Supplied material:
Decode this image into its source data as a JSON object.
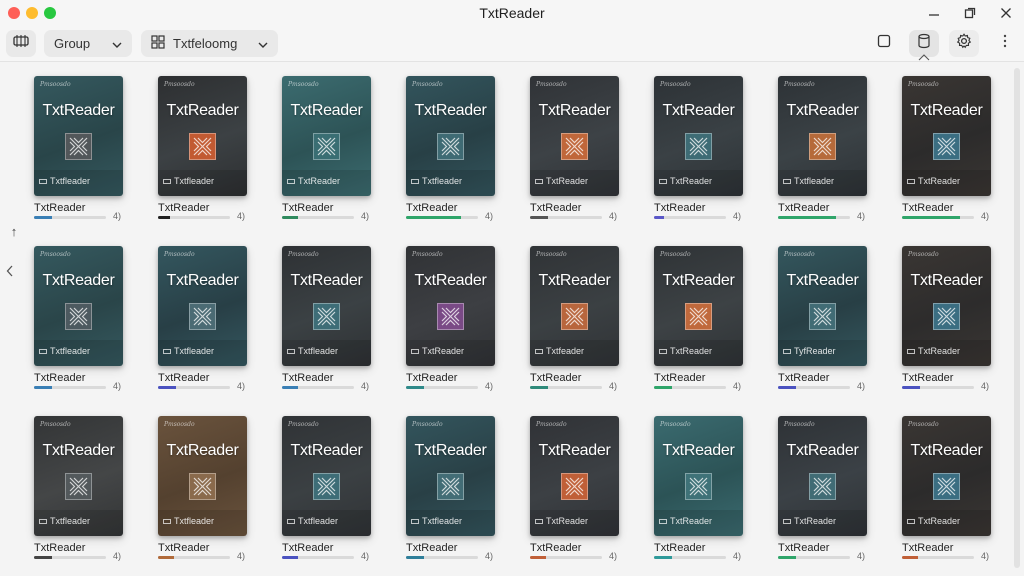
{
  "window": {
    "title": "TxtReader"
  },
  "toolbar": {
    "library_icon": "library-icon",
    "group_label": "Group",
    "view_label": "Txtfeloomg",
    "select_icon": "square-select-icon",
    "shelf_icon": "cylinder-icon",
    "settings_icon": "gear-icon",
    "more_icon": "more-vertical-icon"
  },
  "side": {
    "up_label": "↑"
  },
  "books": [
    {
      "cover_title": "TxtReader",
      "cover_small": "Pmsoosdo",
      "cover_footer": "Txtfleader",
      "name": "TxtReader",
      "progress": 0.25,
      "audio": "4)",
      "colors": [
        "#35595f",
        "#294549",
        "#52575a"
      ]
    },
    {
      "cover_title": "TxtReader",
      "cover_small": "Pmsoosdo",
      "cover_footer": "Txtfleader",
      "name": "TxtReader",
      "progress": 0.16,
      "audio": "4)",
      "colors": [
        "#2d2f31",
        "#3c4144",
        "#c25a32"
      ]
    },
    {
      "cover_title": "TxtReader",
      "cover_small": "Pmsoosdo",
      "cover_footer": "TxtReader",
      "name": "TxtReader",
      "progress": 0.22,
      "audio": "4)",
      "colors": [
        "#3c6c70",
        "#2d5356",
        "#3a6e73"
      ]
    },
    {
      "cover_title": "TxtReader",
      "cover_small": "Pmsoosdo",
      "cover_footer": "Txtfleader",
      "name": "TxtReader",
      "progress": 0.76,
      "audio": "4)",
      "colors": [
        "#33555d",
        "#284046",
        "#3f6b74"
      ]
    },
    {
      "cover_title": "TxtReader",
      "cover_small": "Pmsoosdo",
      "cover_footer": "TxtReader",
      "name": "TxtReader",
      "progress": 0.25,
      "audio": "4)",
      "colors": [
        "#303337",
        "#3d4246",
        "#c0673a"
      ]
    },
    {
      "cover_title": "TxtReader",
      "cover_small": "Pmsoosdo",
      "cover_footer": "TxtReader",
      "name": "TxtReader",
      "progress": 0.14,
      "audio": "4)",
      "colors": [
        "#2d3236",
        "#3a4145",
        "#3e6c75"
      ]
    },
    {
      "cover_title": "TxtReader",
      "cover_small": "Pmsoosdo",
      "cover_footer": "Txtfleader",
      "name": "TxtReader",
      "progress": 0.8,
      "audio": "4)",
      "colors": [
        "#2d3236",
        "#3b4246",
        "#b66a3a"
      ]
    },
    {
      "cover_title": "TxtReader",
      "cover_small": "Pmsoosdo",
      "cover_footer": "TxtReader",
      "name": "TxtReader",
      "progress": 0.8,
      "audio": "4)",
      "colors": [
        "#3a3633",
        "#2c2b2b",
        "#3b6e82"
      ]
    },
    {
      "cover_title": "TxtReader",
      "cover_small": "Pmsoosdo",
      "cover_footer": "Txtfleader",
      "name": "TxtReader",
      "progress": 0.25,
      "audio": "4)",
      "colors": [
        "#35595f",
        "#2a4549",
        "#4d5a60"
      ]
    },
    {
      "cover_title": "TxtReader",
      "cover_small": "Pmsoosdo",
      "cover_footer": "Txtfleader",
      "name": "TxtReader",
      "progress": 0.25,
      "audio": "4)",
      "colors": [
        "#34575f",
        "#283f46",
        "#4b6b74"
      ]
    },
    {
      "cover_title": "TxtReader",
      "cover_small": "Pmsoosdo",
      "cover_footer": "Txtfleader",
      "name": "TxtReader",
      "progress": 0.22,
      "audio": "4)",
      "colors": [
        "#2e3134",
        "#3b4144",
        "#3e6d77"
      ]
    },
    {
      "cover_title": "TxtReader",
      "cover_small": "Pmsoosdo",
      "cover_footer": "TxtReader",
      "name": "TxtReader",
      "progress": 0.25,
      "audio": "4)",
      "colors": [
        "#303235",
        "#3d3f43",
        "#7a4a86"
      ]
    },
    {
      "cover_title": "TxtReader",
      "cover_small": "Pmsoosdo",
      "cover_footer": "Txtfeader",
      "name": "TxtReader",
      "progress": 0.25,
      "audio": "4)",
      "colors": [
        "#303336",
        "#3b4043",
        "#b8663d"
      ]
    },
    {
      "cover_title": "TxtReader",
      "cover_small": "Pmsoosdo",
      "cover_footer": "TxtReader",
      "name": "TxtReader",
      "progress": 0.25,
      "audio": "4)",
      "colors": [
        "#2f3336",
        "#3d4245",
        "#c0693c"
      ]
    },
    {
      "cover_title": "TxtReader",
      "cover_small": "Pmsoosdo",
      "cover_footer": "TyfReader",
      "name": "TxtReader",
      "progress": 0.25,
      "audio": "4)",
      "colors": [
        "#34575e",
        "#283f45",
        "#416c75"
      ]
    },
    {
      "cover_title": "TxtReader",
      "cover_small": "Pmsoosdo",
      "cover_footer": "TxtReader",
      "name": "TxtReader",
      "progress": 0.25,
      "audio": "4)",
      "colors": [
        "#3a3633",
        "#2d2c2c",
        "#3b6e82"
      ]
    },
    {
      "cover_title": "TxtReader",
      "cover_small": "Pmsoosdo",
      "cover_footer": "Txtfleader",
      "name": "TxtReader",
      "progress": 0.25,
      "audio": "4)",
      "colors": [
        "#333536",
        "#444647",
        "#53595c"
      ]
    },
    {
      "cover_title": "TxtReader",
      "cover_small": "Pmsoosdo",
      "cover_footer": "Txtfleader",
      "name": "TxtReader",
      "progress": 0.22,
      "audio": "4)",
      "colors": [
        "#6a533d",
        "#54412f",
        "#8a6a4c"
      ]
    },
    {
      "cover_title": "TxtReader",
      "cover_small": "Pmsoosdo",
      "cover_footer": "Txtfleader",
      "name": "TxtReader",
      "progress": 0.22,
      "audio": "4)",
      "colors": [
        "#303336",
        "#3b4043",
        "#3e6d77"
      ]
    },
    {
      "cover_title": "TxtReader",
      "cover_small": "Pmsoosdo",
      "cover_footer": "Txtfleader",
      "name": "TxtReader",
      "progress": 0.25,
      "audio": "4)",
      "colors": [
        "#33555d",
        "#294046",
        "#436d76"
      ]
    },
    {
      "cover_title": "TxtReader",
      "cover_small": "Pmsoosdo",
      "cover_footer": "TxtReader",
      "name": "TxtReader",
      "progress": 0.22,
      "audio": "4)",
      "colors": [
        "#303236",
        "#3c4044",
        "#c05f37"
      ]
    },
    {
      "cover_title": "TxtReader",
      "cover_small": "Pmsoosdo",
      "cover_footer": "TxtReader",
      "name": "TxtReader",
      "progress": 0.25,
      "audio": "4)",
      "colors": [
        "#3b6b70",
        "#2c5356",
        "#3f7278"
      ]
    },
    {
      "cover_title": "TxtReader",
      "cover_small": "Pmsoosdo",
      "cover_footer": "TxtReader",
      "name": "TxtReader",
      "progress": 0.25,
      "audio": "4)",
      "colors": [
        "#2e3236",
        "#3b4146",
        "#416c75"
      ]
    },
    {
      "cover_title": "TxtReader",
      "cover_small": "Pmsoosdo",
      "cover_footer": "TxtReader",
      "name": "TxtReader",
      "progress": 0.22,
      "audio": "4)",
      "colors": [
        "#3a3633",
        "#2c2b2b",
        "#3b6e82"
      ]
    }
  ],
  "progress_colors": [
    "#3a7fb5",
    "#222222",
    "#2f8a5e",
    "#2fa56a",
    "#555555",
    "#5a57c8",
    "#2fa56a",
    "#2fa56a",
    "#3a7fb5",
    "#4b52c0",
    "#3a7fb5",
    "#2f8a8a",
    "#2f8a7a",
    "#2fa56a",
    "#4b52c0",
    "#4b52c0",
    "#444444",
    "#b06a3a",
    "#4b52c0",
    "#2f7f9a",
    "#c05f37",
    "#2f9a9a",
    "#2fa56a",
    "#c05f37"
  ]
}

Task requirements: Identify each line in the entries with the word "icon" and copy it.

Finished task:
    "library_icon": "library-icon",
    "select_icon": "square-select-icon",
    "shelf_icon": "cylinder-icon",
    "settings_icon": "gear-icon",
    "more_icon": "more-vertical-icon"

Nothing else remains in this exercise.